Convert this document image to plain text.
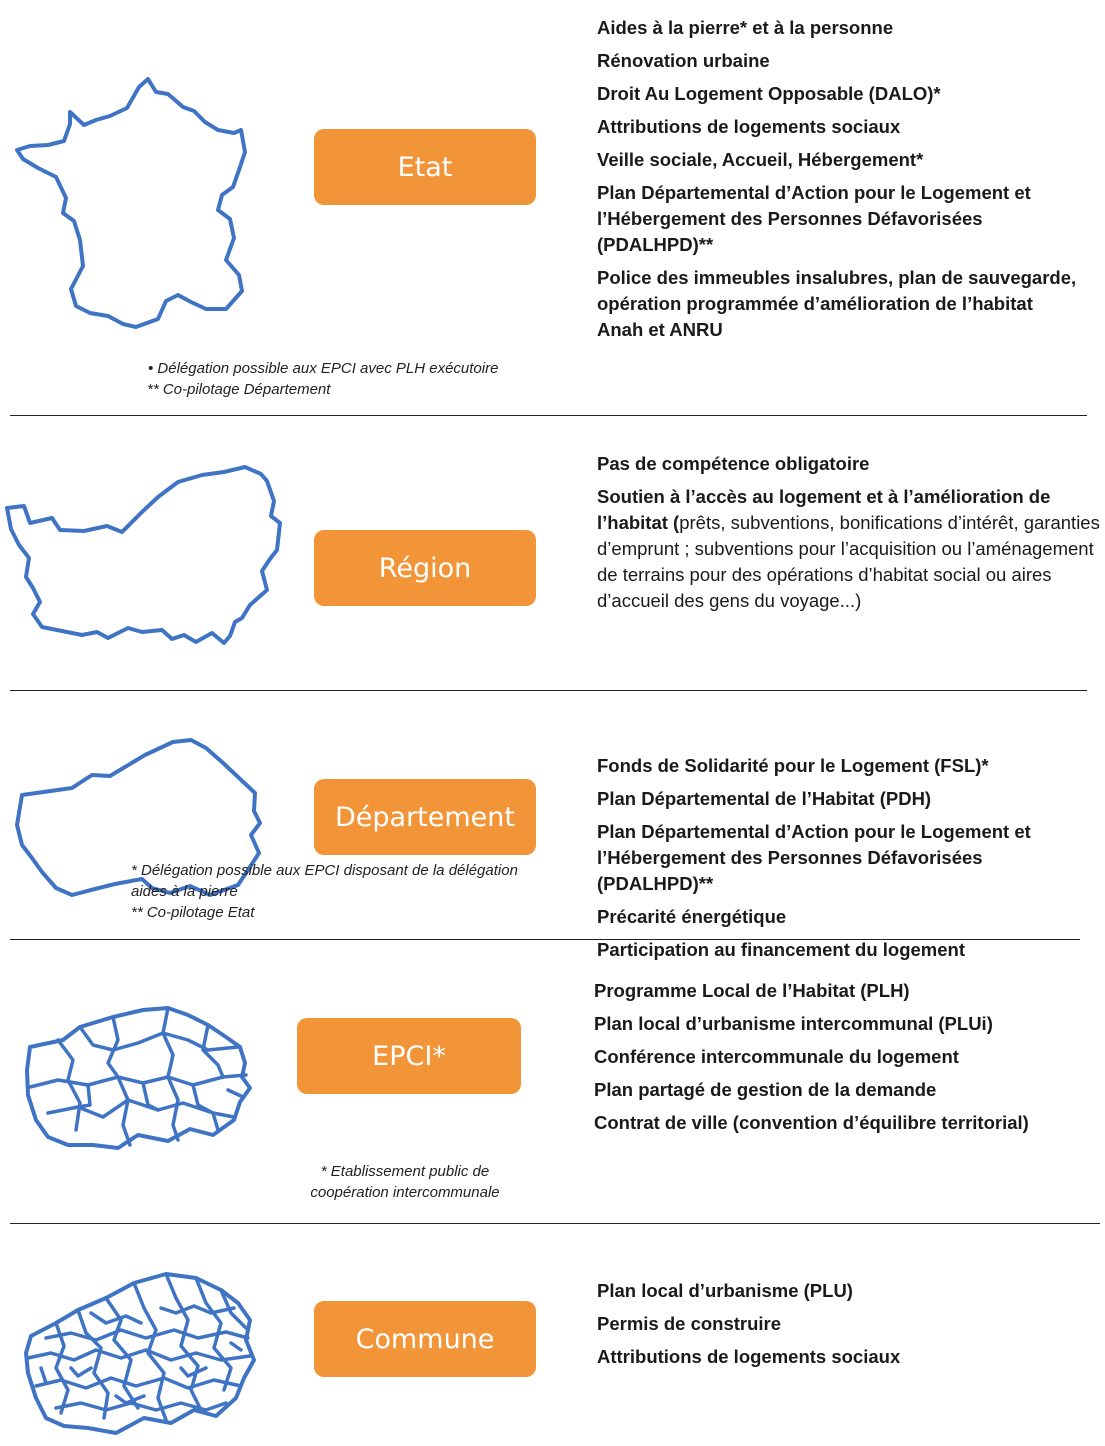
Etat
Aides à la pierre* et à la personne
Rénovation urbaine
Droit Au Logement Opposable (DALO)*
Attributions de logements sociaux
Veille sociale, Accueil, Hébergement*
Plan Départemental d’Action pour le Logement et l’Hébergement des Personnes Défavorisées (PDALHPD)**
Police des immeubles insalubres, plan de sauvegarde, opération programmée d’amélioration de l’habitat
Anah et ANRU
• Délégation possible aux EPCI avec PLH exécutoire
** Co-pilotage Département
Région
Pas de compétence obligatoire
Soutien à l’accès au logement et à l’amélioration de l’habitat (prêts, subventions, bonifications d’intérêt, garanties d’emprunt ; subventions pour l’acquisition ou l’aménagement de terrains pour des opérations d’habitat social ou aires d’accueil des gens du voyage...)
Département
Fonds de Solidarité pour le Logement (FSL)*
Plan Départemental de l’Habitat (PDH)
Plan Départemental d’Action pour le Logement et l’Hébergement des Personnes Défavorisées (PDALHPD)**
Précarité énergétique
Participation au financement du logement
* Délégation possible aux EPCI disposant de la délégation
aides à la pierre
** Co-pilotage Etat
EPCI*
Programme Local de l’Habitat (PLH)
Plan local d’urbanisme intercommunal (PLUi)
Conférence intercommunale du logement
Plan partagé de gestion de la demande
Contrat de ville (convention d’équilibre territorial)
* Etablissement public de
coopération intercommunale
Commune
Plan local d’urbanisme (PLU)
Permis de construire
Attributions de logements sociaux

══════════════════════════════

Task details: Every entry must be written out exactly, with all pictures left out.

Exercise solution:
Convert this document image to plain text.
Etat
Aides à la pierre* et à la personne
Rénovation urbaine
Droit Au Logement Opposable (DALO)*
Attributions de logements sociaux
Veille sociale, Accueil, Hébergement*
Plan Départemental d’Action pour le Logement et l’Hébergement des Personnes Défavorisées (PDALHPD)**
Police des immeubles insalubres, plan de sauvegarde, opération programmée d’amélioration de l’habitat
Anah et ANRU
• Délégation possible aux EPCI avec PLH exécutoire
** Co-pilotage Département
Région
Pas de compétence obligatoire
Soutien à l’accès au logement et à l’amélioration de l’habitat (prêts, subventions, bonifications d’intérêt, garanties d’emprunt ; subventions pour l’acquisition ou l’aménagement de terrains pour des opérations d’habitat social ou aires d’accueil des gens du voyage...)
Département
Fonds de Solidarité pour le Logement (FSL)*
Plan Départemental de l’Habitat (PDH)
Plan Départemental d’Action pour le Logement et l’Hébergement des Personnes Défavorisées (PDALHPD)**
Précarité énergétique
Participation au financement du logement
* Délégation possible aux EPCI disposant de la délégation
aides à la pierre
** Co-pilotage Etat
EPCI*
Programme Local de l’Habitat (PLH)
Plan local d’urbanisme intercommunal (PLUi)
Conférence intercommunale du logement
Plan partagé de gestion de la demande
Contrat de ville (convention d’équilibre territorial)
* Etablissement public de
coopération intercommunale
Commune
Plan local d’urbanisme (PLU)
Permis de construire
Attributions de logements sociaux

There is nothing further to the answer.